◆ **THE TASK**: Can all of these lines be returned exactly?

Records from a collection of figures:
##########
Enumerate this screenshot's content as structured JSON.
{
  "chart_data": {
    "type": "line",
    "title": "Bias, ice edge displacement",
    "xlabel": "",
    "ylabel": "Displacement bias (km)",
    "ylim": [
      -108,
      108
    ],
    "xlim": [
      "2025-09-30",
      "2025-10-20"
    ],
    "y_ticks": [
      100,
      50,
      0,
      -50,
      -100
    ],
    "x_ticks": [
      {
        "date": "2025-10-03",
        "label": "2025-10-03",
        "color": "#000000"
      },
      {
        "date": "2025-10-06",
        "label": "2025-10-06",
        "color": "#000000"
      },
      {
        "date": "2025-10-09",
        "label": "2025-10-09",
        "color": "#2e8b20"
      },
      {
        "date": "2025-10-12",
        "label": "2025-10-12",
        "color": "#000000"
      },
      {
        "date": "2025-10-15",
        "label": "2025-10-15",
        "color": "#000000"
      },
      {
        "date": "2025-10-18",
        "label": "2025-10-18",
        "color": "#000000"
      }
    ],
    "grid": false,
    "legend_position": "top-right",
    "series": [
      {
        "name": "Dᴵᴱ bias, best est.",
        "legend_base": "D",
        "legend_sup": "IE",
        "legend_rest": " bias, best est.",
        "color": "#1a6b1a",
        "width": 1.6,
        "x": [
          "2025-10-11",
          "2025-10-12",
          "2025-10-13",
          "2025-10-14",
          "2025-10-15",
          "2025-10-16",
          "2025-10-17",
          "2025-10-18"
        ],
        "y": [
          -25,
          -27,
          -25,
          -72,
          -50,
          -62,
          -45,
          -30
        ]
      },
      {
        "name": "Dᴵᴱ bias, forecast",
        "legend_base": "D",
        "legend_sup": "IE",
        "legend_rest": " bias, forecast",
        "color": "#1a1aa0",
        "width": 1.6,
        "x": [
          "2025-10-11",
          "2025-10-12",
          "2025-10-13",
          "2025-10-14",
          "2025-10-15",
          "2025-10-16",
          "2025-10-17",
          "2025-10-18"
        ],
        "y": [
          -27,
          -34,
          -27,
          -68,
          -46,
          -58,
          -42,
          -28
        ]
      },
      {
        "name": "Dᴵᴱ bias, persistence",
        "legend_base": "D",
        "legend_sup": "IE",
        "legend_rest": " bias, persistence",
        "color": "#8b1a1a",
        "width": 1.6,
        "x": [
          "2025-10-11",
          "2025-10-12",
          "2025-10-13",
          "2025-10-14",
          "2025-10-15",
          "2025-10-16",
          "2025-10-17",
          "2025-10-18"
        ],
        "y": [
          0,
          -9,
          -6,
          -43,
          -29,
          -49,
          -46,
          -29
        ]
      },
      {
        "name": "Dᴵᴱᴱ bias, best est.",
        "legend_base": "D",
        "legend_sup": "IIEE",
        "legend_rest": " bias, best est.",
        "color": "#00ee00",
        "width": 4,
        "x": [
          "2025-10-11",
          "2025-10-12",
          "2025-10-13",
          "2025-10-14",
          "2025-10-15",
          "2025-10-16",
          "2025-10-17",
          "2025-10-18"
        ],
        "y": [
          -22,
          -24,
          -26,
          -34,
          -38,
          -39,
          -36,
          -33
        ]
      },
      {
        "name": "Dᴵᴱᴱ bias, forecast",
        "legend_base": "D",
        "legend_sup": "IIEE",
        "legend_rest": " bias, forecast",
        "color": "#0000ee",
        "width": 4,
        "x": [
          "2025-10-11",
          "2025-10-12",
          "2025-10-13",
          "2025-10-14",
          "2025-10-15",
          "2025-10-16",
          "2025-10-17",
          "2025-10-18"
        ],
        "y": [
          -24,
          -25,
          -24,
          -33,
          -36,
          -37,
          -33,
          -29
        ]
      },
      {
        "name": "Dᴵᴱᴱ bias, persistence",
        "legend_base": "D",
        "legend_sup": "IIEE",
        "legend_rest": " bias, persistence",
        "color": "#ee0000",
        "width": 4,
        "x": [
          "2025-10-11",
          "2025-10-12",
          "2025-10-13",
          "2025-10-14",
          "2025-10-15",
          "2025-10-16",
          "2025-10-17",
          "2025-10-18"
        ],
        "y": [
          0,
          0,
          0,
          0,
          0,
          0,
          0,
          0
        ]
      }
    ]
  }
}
##########
◆ **RESPONSE TO THIS TASK**:
Enumerate this screenshot's content as structured JSON.
{
  "chart_data": {
    "type": "line",
    "title": "Bias, ice edge displacement",
    "xlabel": "",
    "ylabel": "Displacement bias (km)",
    "ylim": [
      -108,
      108
    ],
    "xlim": [
      "2025-09-30",
      "2025-10-20"
    ],
    "y_ticks": [
      100,
      50,
      0,
      -50,
      -100
    ],
    "x_ticks": [
      {
        "date": "2025-10-03",
        "label": "2025-10-03",
        "color": "#000000"
      },
      {
        "date": "2025-10-06",
        "label": "2025-10-06",
        "color": "#000000"
      },
      {
        "date": "2025-10-09",
        "label": "2025-10-09",
        "color": "#2e8b20"
      },
      {
        "date": "2025-10-12",
        "label": "2025-10-12",
        "color": "#000000"
      },
      {
        "date": "2025-10-15",
        "label": "2025-10-15",
        "color": "#000000"
      },
      {
        "date": "2025-10-18",
        "label": "2025-10-18",
        "color": "#000000"
      }
    ],
    "grid": false,
    "legend_position": "top-right",
    "series": [
      {
        "name": "Dᴵᴱ bias, best est.",
        "legend_base": "D",
        "legend_sup": "IE",
        "legend_rest": " bias, best est.",
        "color": "#1a6b1a",
        "width": 1.6,
        "x": [
          "2025-10-11",
          "2025-10-12",
          "2025-10-13",
          "2025-10-14",
          "2025-10-15",
          "2025-10-16",
          "2025-10-17",
          "2025-10-18"
        ],
        "y": [
          -25,
          -27,
          -25,
          -72,
          -50,
          -62,
          -45,
          -30
        ]
      },
      {
        "name": "Dᴵᴱ bias, forecast",
        "legend_base": "D",
        "legend_sup": "IE",
        "legend_rest": " bias, forecast",
        "color": "#1a1aa0",
        "width": 1.6,
        "x": [
          "2025-10-11",
          "2025-10-12",
          "2025-10-13",
          "2025-10-14",
          "2025-10-15",
          "2025-10-16",
          "2025-10-17",
          "2025-10-18"
        ],
        "y": [
          -27,
          -34,
          -27,
          -68,
          -46,
          -58,
          -42,
          -28
        ]
      },
      {
        "name": "Dᴵᴱ bias, persistence",
        "legend_base": "D",
        "legend_sup": "IE",
        "legend_rest": " bias, persistence",
        "color": "#8b1a1a",
        "width": 1.6,
        "x": [
          "2025-10-11",
          "2025-10-12",
          "2025-10-13",
          "2025-10-14",
          "2025-10-15",
          "2025-10-16",
          "2025-10-17",
          "2025-10-18"
        ],
        "y": [
          0,
          -9,
          -6,
          -43,
          -29,
          -49,
          -46,
          -29
        ]
      },
      {
        "name": "Dᴵᴱᴱ bias, best est.",
        "legend_base": "D",
        "legend_sup": "IIEE",
        "legend_rest": " bias, best est.",
        "color": "#00ee00",
        "width": 4,
        "x": [
          "2025-10-11",
          "2025-10-12",
          "2025-10-13",
          "2025-10-14",
          "2025-10-15",
          "2025-10-16",
          "2025-10-17",
          "2025-10-18"
        ],
        "y": [
          -22,
          -24,
          -26,
          -34,
          -38,
          -39,
          -36,
          -33
        ]
      },
      {
        "name": "Dᴵᴱᴱ bias, forecast",
        "legend_base": "D",
        "legend_sup": "IIEE",
        "legend_rest": " bias, forecast",
        "color": "#0000ee",
        "width": 4,
        "x": [
          "2025-10-11",
          "2025-10-12",
          "2025-10-13",
          "2025-10-14",
          "2025-10-15",
          "2025-10-16",
          "2025-10-17",
          "2025-10-18"
        ],
        "y": [
          -24,
          -25,
          -24,
          -33,
          -36,
          -37,
          -33,
          -29
        ]
      },
      {
        "name": "Dᴵᴱᴱ bias, persistence",
        "legend_base": "D",
        "legend_sup": "IIEE",
        "legend_rest": " bias, persistence",
        "color": "#ee0000",
        "width": 4,
        "x": [
          "2025-10-11",
          "2025-10-12",
          "2025-10-13",
          "2025-10-14",
          "2025-10-15",
          "2025-10-16",
          "2025-10-17",
          "2025-10-18"
        ],
        "y": [
          0,
          0,
          0,
          0,
          0,
          0,
          0,
          0
        ]
      }
    ]
  }
}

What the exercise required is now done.